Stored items
————

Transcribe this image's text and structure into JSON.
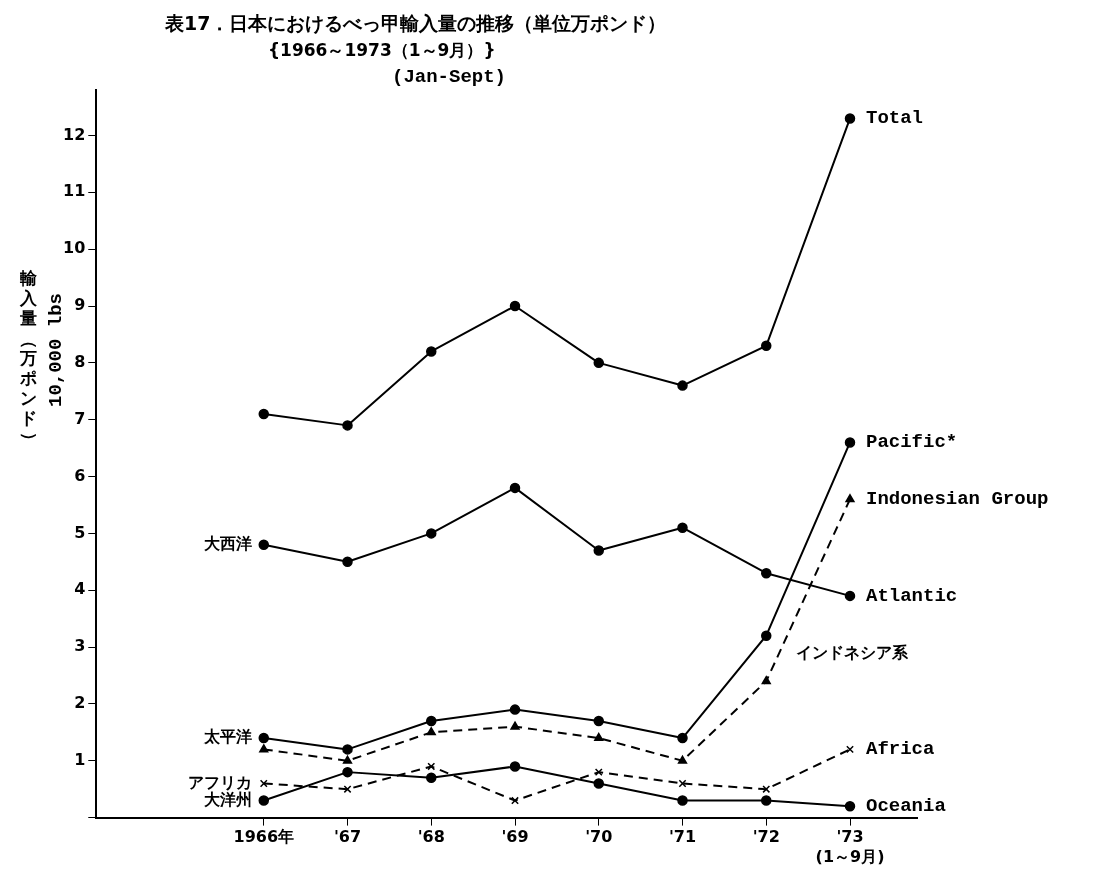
{
  "chart_data": {
    "type": "line",
    "title": "表17．日本におけるべっ甲輸入量の推移（単位万ポンド）",
    "subtitle": "{1966～1973（1～9月）}\n(Jan-Sept)",
    "ylabel": "輸入量（万ポンド）\n10,000 lbs",
    "categories": [
      "1966年",
      "'67",
      "'68",
      "'69",
      "'70",
      "'71",
      "'72",
      "'73\n(1～9月)"
    ],
    "ylim": [
      0,
      12.8
    ],
    "yticks": [
      {
        "value": 0,
        "label": null
      },
      1,
      2,
      3,
      4,
      5,
      6,
      7,
      8,
      9,
      10,
      11,
      12
    ],
    "grid": false,
    "legend": false,
    "series": [
      {
        "name": "Total",
        "color": "#000000",
        "marker": "circle",
        "line_style": "solid",
        "values": [
          7.1,
          6.9,
          8.2,
          9.0,
          8.0,
          7.6,
          8.3,
          12.3
        ]
      },
      {
        "name": "Atlantic",
        "color": "#000000",
        "marker": "circle",
        "line_style": "solid",
        "values": [
          4.8,
          4.5,
          5.0,
          5.8,
          4.7,
          5.1,
          4.3,
          3.9
        ]
      },
      {
        "name": "Pacific*",
        "color": "#000000",
        "marker": "circle",
        "line_style": "solid",
        "values": [
          1.4,
          1.2,
          1.7,
          1.9,
          1.7,
          1.4,
          3.2,
          6.6
        ]
      },
      {
        "name": "Indonesian Group",
        "color": "#000000",
        "marker": "triangle",
        "line_style": "dashed",
        "values": [
          1.2,
          1.0,
          1.5,
          1.6,
          1.4,
          1.0,
          2.4,
          5.6
        ]
      },
      {
        "name": "Africa",
        "color": "#000000",
        "marker": "cross",
        "line_style": "dashed",
        "values": [
          0.6,
          0.5,
          0.9,
          0.3,
          0.8,
          0.6,
          0.5,
          1.2
        ]
      },
      {
        "name": "Oceania",
        "color": "#000000",
        "marker": "circle",
        "line_style": "solid",
        "values": [
          0.3,
          0.8,
          0.7,
          0.9,
          0.6,
          0.3,
          0.3,
          0.2
        ]
      }
    ],
    "annotations": [
      {
        "text": "大西洋",
        "x": "1966年",
        "y": 4.8
      },
      {
        "text": "太平洋",
        "x": "1966年",
        "y": 1.4
      },
      {
        "text": "アフリカ",
        "x": "1966年",
        "y": 0.6
      },
      {
        "text": "大洋州",
        "x": "1966年",
        "y": 0.3
      },
      "インドネシア系"
    ]
  }
}
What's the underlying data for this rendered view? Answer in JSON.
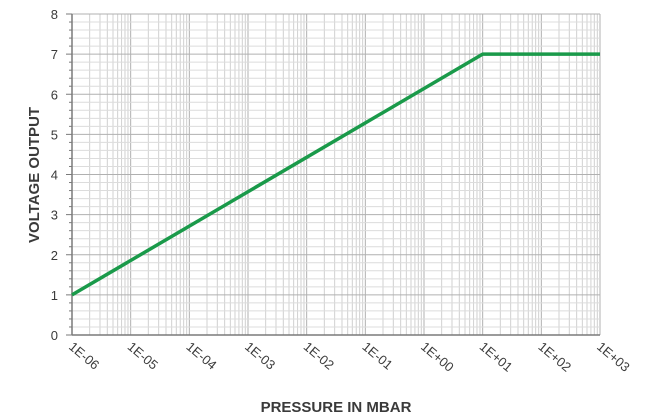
{
  "chart_data": {
    "type": "line",
    "title": "",
    "xlabel": "PRESSURE IN MBAR",
    "ylabel": "VOLTAGE OUTPUT",
    "x_scale": "log",
    "xlim": [
      1e-06,
      1000
    ],
    "ylim": [
      0,
      8
    ],
    "x_tick_labels": [
      "1E-06",
      "1E-05",
      "1E-04",
      "1E-03",
      "1E-02",
      "1E-01",
      "1E+00",
      "1E+01",
      "1E+02",
      "1E+03"
    ],
    "y_tick_labels": [
      "0",
      "1",
      "2",
      "3",
      "4",
      "5",
      "6",
      "7",
      "8"
    ],
    "grid": true,
    "legend": "none",
    "series": [
      {
        "color": "#1a9a4a",
        "points": [
          {
            "x": 1e-06,
            "y": 1
          },
          {
            "x": 10,
            "y": 7
          },
          {
            "x": 1000,
            "y": 7
          }
        ]
      }
    ]
  }
}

————

## WORK TO DO
Print out the whole of the material word for word, without pictures.

## FINAL RESULT
Transcribe this image's text and structure into JSON.
{
  "chart_data": {
    "type": "line",
    "title": "表17．日本におけるべっ甲輸入量の推移（単位万ポンド）",
    "subtitle": "{1966～1973（1～9月）}\n(Jan-Sept)",
    "ylabel": "輸入量（万ポンド）\n10,000 lbs",
    "categories": [
      "1966年",
      "'67",
      "'68",
      "'69",
      "'70",
      "'71",
      "'72",
      "'73\n(1～9月)"
    ],
    "ylim": [
      0,
      12.8
    ],
    "yticks": [
      {
        "value": 0,
        "label": null
      },
      1,
      2,
      3,
      4,
      5,
      6,
      7,
      8,
      9,
      10,
      11,
      12
    ],
    "grid": false,
    "legend": false,
    "series": [
      {
        "name": "Total",
        "color": "#000000",
        "marker": "circle",
        "line_style": "solid",
        "values": [
          7.1,
          6.9,
          8.2,
          9.0,
          8.0,
          7.6,
          8.3,
          12.3
        ]
      },
      {
        "name": "Atlantic",
        "color": "#000000",
        "marker": "circle",
        "line_style": "solid",
        "values": [
          4.8,
          4.5,
          5.0,
          5.8,
          4.7,
          5.1,
          4.3,
          3.9
        ]
      },
      {
        "name": "Pacific*",
        "color": "#000000",
        "marker": "circle",
        "line_style": "solid",
        "values": [
          1.4,
          1.2,
          1.7,
          1.9,
          1.7,
          1.4,
          3.2,
          6.6
        ]
      },
      {
        "name": "Indonesian Group",
        "color": "#000000",
        "marker": "triangle",
        "line_style": "dashed",
        "values": [
          1.2,
          1.0,
          1.5,
          1.6,
          1.4,
          1.0,
          2.4,
          5.6
        ]
      },
      {
        "name": "Africa",
        "color": "#000000",
        "marker": "cross",
        "line_style": "dashed",
        "values": [
          0.6,
          0.5,
          0.9,
          0.3,
          0.8,
          0.6,
          0.5,
          1.2
        ]
      },
      {
        "name": "Oceania",
        "color": "#000000",
        "marker": "circle",
        "line_style": "solid",
        "values": [
          0.3,
          0.8,
          0.7,
          0.9,
          0.6,
          0.3,
          0.3,
          0.2
        ]
      }
    ],
    "annotations": [
      {
        "text": "大西洋",
        "x": "1966年",
        "y": 4.8
      },
      {
        "text": "太平洋",
        "x": "1966年",
        "y": 1.4
      },
      {
        "text": "アフリカ",
        "x": "1966年",
        "y": 0.6
      },
      {
        "text": "大洋州",
        "x": "1966年",
        "y": 0.3
      },
      "インドネシア系"
    ]
  }
}
What's the underlying data for this rendered view? Answer in JSON.
{
  "chart_data": {
    "type": "line",
    "title": "",
    "xlabel": "PRESSURE IN MBAR",
    "ylabel": "VOLTAGE OUTPUT",
    "x_scale": "log",
    "xlim": [
      1e-06,
      1000
    ],
    "ylim": [
      0,
      8
    ],
    "x_tick_labels": [
      "1E-06",
      "1E-05",
      "1E-04",
      "1E-03",
      "1E-02",
      "1E-01",
      "1E+00",
      "1E+01",
      "1E+02",
      "1E+03"
    ],
    "y_tick_labels": [
      "0",
      "1",
      "2",
      "3",
      "4",
      "5",
      "6",
      "7",
      "8"
    ],
    "grid": true,
    "legend": "none",
    "series": [
      {
        "color": "#1a9a4a",
        "points": [
          {
            "x": 1e-06,
            "y": 1
          },
          {
            "x": 10,
            "y": 7
          },
          {
            "x": 1000,
            "y": 7
          }
        ]
      }
    ]
  }
}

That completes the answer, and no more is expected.